=== How to complete this task ===
Once the pictures are set aside, reproduce the entries below exactly.

=== Extracted entries ===
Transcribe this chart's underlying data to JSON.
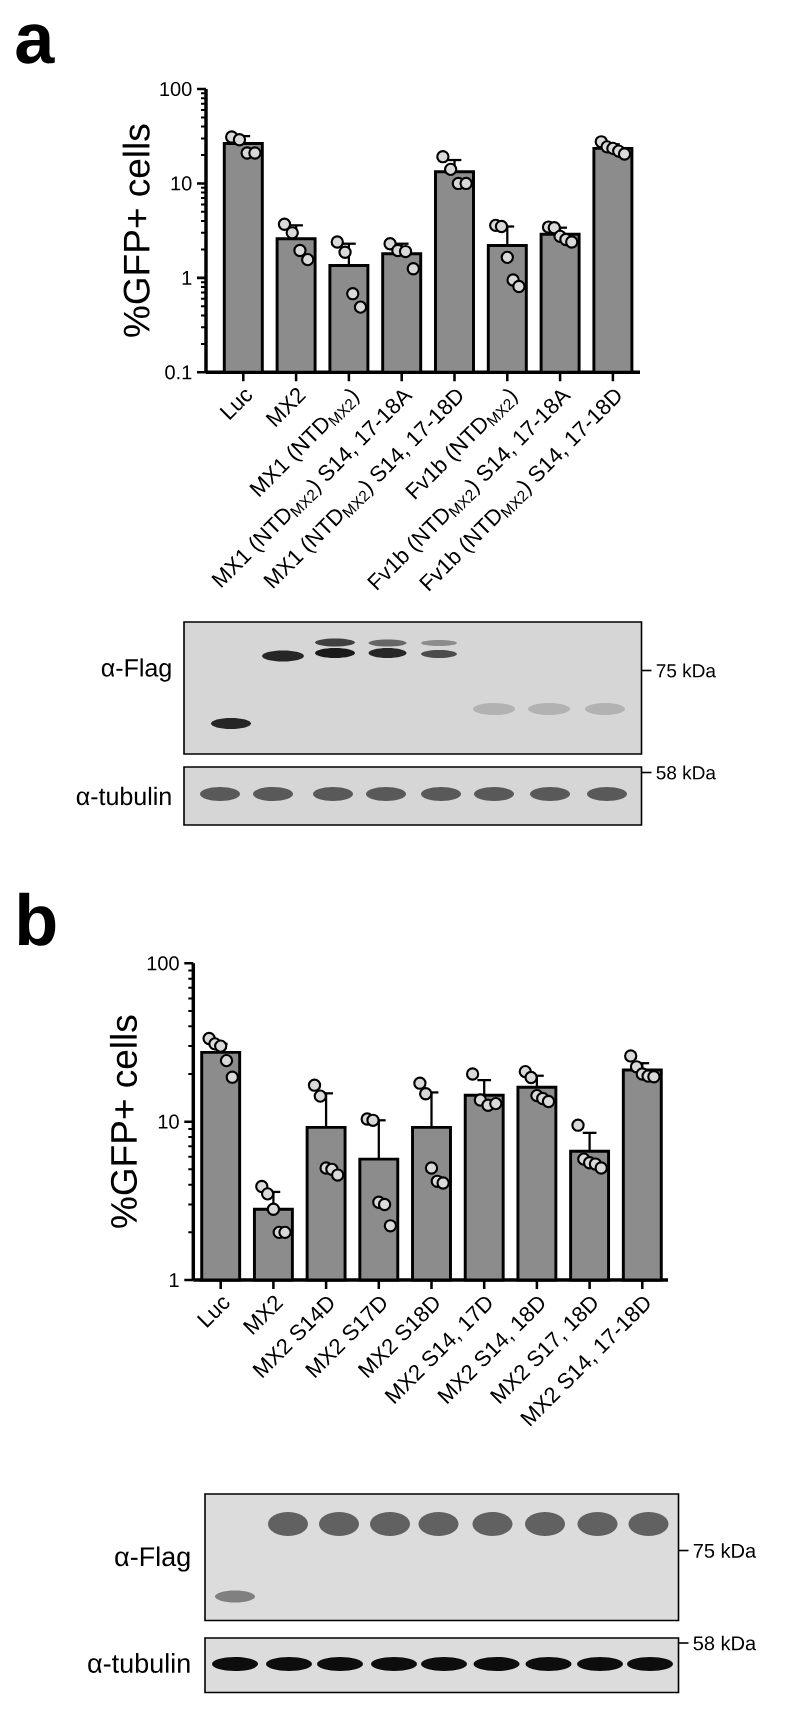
{
  "chart_data": [
    {
      "type": "bar",
      "title": "a",
      "ylabel": "%GFP+ cells",
      "log": "y",
      "ylim": [
        0.1,
        100
      ],
      "yticks": [
        0.1,
        1,
        10,
        100
      ],
      "categories": [
        "Luc",
        "MX2",
        "MX1 (NTD$_{MX2}$)",
        "MX1 (NTD$_{MX2}$) S14, 17-18A",
        "MX1 (NTD$_{MX2}$) S14, 17-18D",
        "Fv1b (NTD$_{MX2}$)",
        "Fv1b (NTD$_{MX2}$) S14, 17-18A",
        "Fv1b (NTD$_{MX2}$) S14, 17-18D"
      ],
      "series": [
        {
          "color": "#8c8c8c",
          "values": [
            26.5,
            2.6,
            1.35,
            1.8,
            13.3,
            2.2,
            2.9,
            23.5
          ],
          "errors": [
            [
              26.5,
              31.7
            ],
            [
              2.6,
              3.6
            ],
            [
              1.35,
              2.3
            ],
            [
              1.8,
              2.3
            ],
            [
              13.3,
              17.7
            ],
            [
              2.2,
              3.5
            ],
            [
              2.9,
              3.4
            ],
            [
              23.5,
              26
            ]
          ]
        },
        {
          "type": "scatter",
          "color": "#d9d9d9",
          "marker": "circle",
          "x": [
            "Luc",
            "Luc",
            "Luc",
            "Luc",
            "MX2",
            "MX2",
            "MX2",
            "MX2",
            "MX1 (NTD$_{MX2}$)",
            "MX1 (NTD$_{MX2}$)",
            "MX1 (NTD$_{MX2}$)",
            "MX1 (NTD$_{MX2}$)",
            "MX1 (NTD$_{MX2}$) S14, 17-18A",
            "MX1 (NTD$_{MX2}$) S14, 17-18A",
            "MX1 (NTD$_{MX2}$) S14, 17-18A",
            "MX1 (NTD$_{MX2}$) S14, 17-18A",
            "MX1 (NTD$_{MX2}$) S14, 17-18D",
            "MX1 (NTD$_{MX2}$) S14, 17-18D",
            "MX1 (NTD$_{MX2}$) S14, 17-18D",
            "MX1 (NTD$_{MX2}$) S14, 17-18D",
            "Fv1b (NTD$_{MX2}$)",
            "Fv1b (NTD$_{MX2}$)",
            "Fv1b (NTD$_{MX2}$)",
            "Fv1b (NTD$_{MX2}$)",
            "Fv1b (NTD$_{MX2}$)",
            "Fv1b (NTD$_{MX2}$) S14, 17-18A",
            "Fv1b (NTD$_{MX2}$) S14, 17-18A",
            "Fv1b (NTD$_{MX2}$) S14, 17-18A",
            "Fv1b (NTD$_{MX2}$) S14, 17-18A",
            "Fv1b (NTD$_{MX2}$) S14, 17-18A",
            "Fv1b (NTD$_{MX2}$) S14, 17-18D",
            "Fv1b (NTD$_{MX2}$) S14, 17-18D",
            "Fv1b (NTD$_{MX2}$) S14, 17-18D",
            "Fv1b (NTD$_{MX2}$) S14, 17-18D",
            "Fv1b (NTD$_{MX2}$) S14, 17-18D"
          ],
          "values": [
            31,
            29,
            21,
            21,
            3.7,
            3.0,
            1.95,
            1.56,
            2.4,
            1.87,
            0.68,
            0.49,
            2.3,
            1.95,
            1.9,
            1.25,
            19.2,
            14.1,
            10,
            10,
            3.6,
            3.5,
            1.65,
            0.95,
            0.81,
            3.45,
            3.4,
            2.75,
            2.55,
            2.4,
            27.6,
            24.4,
            23.5,
            22,
            20.5
          ]
        }
      ],
      "annotations": [
        "α-Flag",
        "75 kDa",
        "α-tubulin",
        "58 kDa"
      ]
    },
    {
      "type": "bar",
      "title": "b",
      "ylabel": "%GFP+ cells",
      "log": "y",
      "ylim": [
        1,
        100
      ],
      "yticks": [
        1,
        10,
        100
      ],
      "categories": [
        "Luc",
        "MX2",
        "MX2 S14D",
        "MX2 S17D",
        "MX2 S18D",
        "MX2 S14, 17D",
        "MX2 S14, 18D",
        "MX2 S17, 18D",
        "MX2 S14, 17-18D"
      ],
      "series": [
        {
          "color": "#8c8c8c",
          "values": [
            27.4,
            2.8,
            9.2,
            5.8,
            9.2,
            14.7,
            16.5,
            6.5,
            21.2
          ],
          "errors": [
            [
              27.4,
              31
            ],
            [
              2.8,
              3.6
            ],
            [
              9.2,
              15.1
            ],
            [
              5.8,
              10.2
            ],
            [
              9.2,
              15.3
            ],
            [
              14.7,
              18.3
            ],
            [
              16.5,
              19.5
            ],
            [
              6.5,
              8.5
            ],
            [
              21.2,
              23.4
            ]
          ]
        },
        {
          "type": "scatter",
          "color": "#d9d9d9",
          "marker": "circle",
          "x": [
            "Luc",
            "Luc",
            "Luc",
            "Luc",
            "Luc",
            "MX2",
            "MX2",
            "MX2",
            "MX2",
            "MX2",
            "MX2 S14D",
            "MX2 S14D",
            "MX2 S14D",
            "MX2 S14D",
            "MX2 S14D",
            "MX2 S17D",
            "MX2 S17D",
            "MX2 S17D",
            "MX2 S17D",
            "MX2 S17D",
            "MX2 S18D",
            "MX2 S18D",
            "MX2 S18D",
            "MX2 S18D",
            "MX2 S18D",
            "MX2 S14, 17D",
            "MX2 S14, 17D",
            "MX2 S14, 17D",
            "MX2 S14, 17D",
            "MX2 S14, 18D",
            "MX2 S14, 18D",
            "MX2 S14, 18D",
            "MX2 S14, 18D",
            "MX2 S14, 18D",
            "MX2 S17, 18D",
            "MX2 S17, 18D",
            "MX2 S17, 18D",
            "MX2 S17, 18D",
            "MX2 S17, 18D",
            "MX2 S14, 17-18D",
            "MX2 S14, 17-18D",
            "MX2 S14, 17-18D",
            "MX2 S14, 17-18D",
            "MX2 S14, 17-18D"
          ],
          "values": [
            33.5,
            31,
            30,
            24.3,
            19.1,
            3.9,
            3.5,
            2.8,
            2.0,
            2.0,
            17,
            14.5,
            5.1,
            5.0,
            4.6,
            10.4,
            10.2,
            3.1,
            3.0,
            2.2,
            17.5,
            15,
            5.1,
            4.2,
            4.1,
            20,
            13.7,
            12.7,
            13.0,
            20.7,
            19,
            14.6,
            14,
            13.4,
            9.5,
            5.8,
            5.5,
            5.4,
            5.1,
            26,
            22.2,
            20,
            19.4,
            19.2
          ]
        }
      ],
      "annotations": [
        "α-Flag",
        "75 kDa",
        "α-tubulin",
        "58 kDa"
      ]
    }
  ]
}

=== Solution for this task ===
Transcribe this chart's underlying data to JSON.
{
  "chart_data": [
    {
      "type": "bar",
      "title": "a",
      "ylabel": "%GFP+ cells",
      "log": "y",
      "ylim": [
        0.1,
        100
      ],
      "yticks": [
        0.1,
        1,
        10,
        100
      ],
      "categories": [
        "Luc",
        "MX2",
        "MX1 (NTD$_{MX2}$)",
        "MX1 (NTD$_{MX2}$) S14, 17-18A",
        "MX1 (NTD$_{MX2}$) S14, 17-18D",
        "Fv1b (NTD$_{MX2}$)",
        "Fv1b (NTD$_{MX2}$) S14, 17-18A",
        "Fv1b (NTD$_{MX2}$) S14, 17-18D"
      ],
      "series": [
        {
          "color": "#8c8c8c",
          "values": [
            26.5,
            2.6,
            1.35,
            1.8,
            13.3,
            2.2,
            2.9,
            23.5
          ],
          "errors": [
            [
              26.5,
              31.7
            ],
            [
              2.6,
              3.6
            ],
            [
              1.35,
              2.3
            ],
            [
              1.8,
              2.3
            ],
            [
              13.3,
              17.7
            ],
            [
              2.2,
              3.5
            ],
            [
              2.9,
              3.4
            ],
            [
              23.5,
              26
            ]
          ]
        },
        {
          "type": "scatter",
          "color": "#d9d9d9",
          "marker": "circle",
          "x": [
            "Luc",
            "Luc",
            "Luc",
            "Luc",
            "MX2",
            "MX2",
            "MX2",
            "MX2",
            "MX1 (NTD$_{MX2}$)",
            "MX1 (NTD$_{MX2}$)",
            "MX1 (NTD$_{MX2}$)",
            "MX1 (NTD$_{MX2}$)",
            "MX1 (NTD$_{MX2}$) S14, 17-18A",
            "MX1 (NTD$_{MX2}$) S14, 17-18A",
            "MX1 (NTD$_{MX2}$) S14, 17-18A",
            "MX1 (NTD$_{MX2}$) S14, 17-18A",
            "MX1 (NTD$_{MX2}$) S14, 17-18D",
            "MX1 (NTD$_{MX2}$) S14, 17-18D",
            "MX1 (NTD$_{MX2}$) S14, 17-18D",
            "MX1 (NTD$_{MX2}$) S14, 17-18D",
            "Fv1b (NTD$_{MX2}$)",
            "Fv1b (NTD$_{MX2}$)",
            "Fv1b (NTD$_{MX2}$)",
            "Fv1b (NTD$_{MX2}$)",
            "Fv1b (NTD$_{MX2}$)",
            "Fv1b (NTD$_{MX2}$) S14, 17-18A",
            "Fv1b (NTD$_{MX2}$) S14, 17-18A",
            "Fv1b (NTD$_{MX2}$) S14, 17-18A",
            "Fv1b (NTD$_{MX2}$) S14, 17-18A",
            "Fv1b (NTD$_{MX2}$) S14, 17-18A",
            "Fv1b (NTD$_{MX2}$) S14, 17-18D",
            "Fv1b (NTD$_{MX2}$) S14, 17-18D",
            "Fv1b (NTD$_{MX2}$) S14, 17-18D",
            "Fv1b (NTD$_{MX2}$) S14, 17-18D",
            "Fv1b (NTD$_{MX2}$) S14, 17-18D"
          ],
          "values": [
            31,
            29,
            21,
            21,
            3.7,
            3.0,
            1.95,
            1.56,
            2.4,
            1.87,
            0.68,
            0.49,
            2.3,
            1.95,
            1.9,
            1.25,
            19.2,
            14.1,
            10,
            10,
            3.6,
            3.5,
            1.65,
            0.95,
            0.81,
            3.45,
            3.4,
            2.75,
            2.55,
            2.4,
            27.6,
            24.4,
            23.5,
            22,
            20.5
          ]
        }
      ],
      "annotations": [
        "α-Flag",
        "75 kDa",
        "α-tubulin",
        "58 kDa"
      ]
    },
    {
      "type": "bar",
      "title": "b",
      "ylabel": "%GFP+ cells",
      "log": "y",
      "ylim": [
        1,
        100
      ],
      "yticks": [
        1,
        10,
        100
      ],
      "categories": [
        "Luc",
        "MX2",
        "MX2 S14D",
        "MX2 S17D",
        "MX2 S18D",
        "MX2 S14, 17D",
        "MX2 S14, 18D",
        "MX2 S17, 18D",
        "MX2 S14, 17-18D"
      ],
      "series": [
        {
          "color": "#8c8c8c",
          "values": [
            27.4,
            2.8,
            9.2,
            5.8,
            9.2,
            14.7,
            16.5,
            6.5,
            21.2
          ],
          "errors": [
            [
              27.4,
              31
            ],
            [
              2.8,
              3.6
            ],
            [
              9.2,
              15.1
            ],
            [
              5.8,
              10.2
            ],
            [
              9.2,
              15.3
            ],
            [
              14.7,
              18.3
            ],
            [
              16.5,
              19.5
            ],
            [
              6.5,
              8.5
            ],
            [
              21.2,
              23.4
            ]
          ]
        },
        {
          "type": "scatter",
          "color": "#d9d9d9",
          "marker": "circle",
          "x": [
            "Luc",
            "Luc",
            "Luc",
            "Luc",
            "Luc",
            "MX2",
            "MX2",
            "MX2",
            "MX2",
            "MX2",
            "MX2 S14D",
            "MX2 S14D",
            "MX2 S14D",
            "MX2 S14D",
            "MX2 S14D",
            "MX2 S17D",
            "MX2 S17D",
            "MX2 S17D",
            "MX2 S17D",
            "MX2 S17D",
            "MX2 S18D",
            "MX2 S18D",
            "MX2 S18D",
            "MX2 S18D",
            "MX2 S18D",
            "MX2 S14, 17D",
            "MX2 S14, 17D",
            "MX2 S14, 17D",
            "MX2 S14, 17D",
            "MX2 S14, 18D",
            "MX2 S14, 18D",
            "MX2 S14, 18D",
            "MX2 S14, 18D",
            "MX2 S14, 18D",
            "MX2 S17, 18D",
            "MX2 S17, 18D",
            "MX2 S17, 18D",
            "MX2 S17, 18D",
            "MX2 S17, 18D",
            "MX2 S14, 17-18D",
            "MX2 S14, 17-18D",
            "MX2 S14, 17-18D",
            "MX2 S14, 17-18D",
            "MX2 S14, 17-18D"
          ],
          "values": [
            33.5,
            31,
            30,
            24.3,
            19.1,
            3.9,
            3.5,
            2.8,
            2.0,
            2.0,
            17,
            14.5,
            5.1,
            5.0,
            4.6,
            10.4,
            10.2,
            3.1,
            3.0,
            2.2,
            17.5,
            15,
            5.1,
            4.2,
            4.1,
            20,
            13.7,
            12.7,
            13.0,
            20.7,
            19,
            14.6,
            14,
            13.4,
            9.5,
            5.8,
            5.5,
            5.4,
            5.1,
            26,
            22.2,
            20,
            19.4,
            19.2
          ]
        }
      ],
      "annotations": [
        "α-Flag",
        "75 kDa",
        "α-tubulin",
        "58 kDa"
      ]
    }
  ]
}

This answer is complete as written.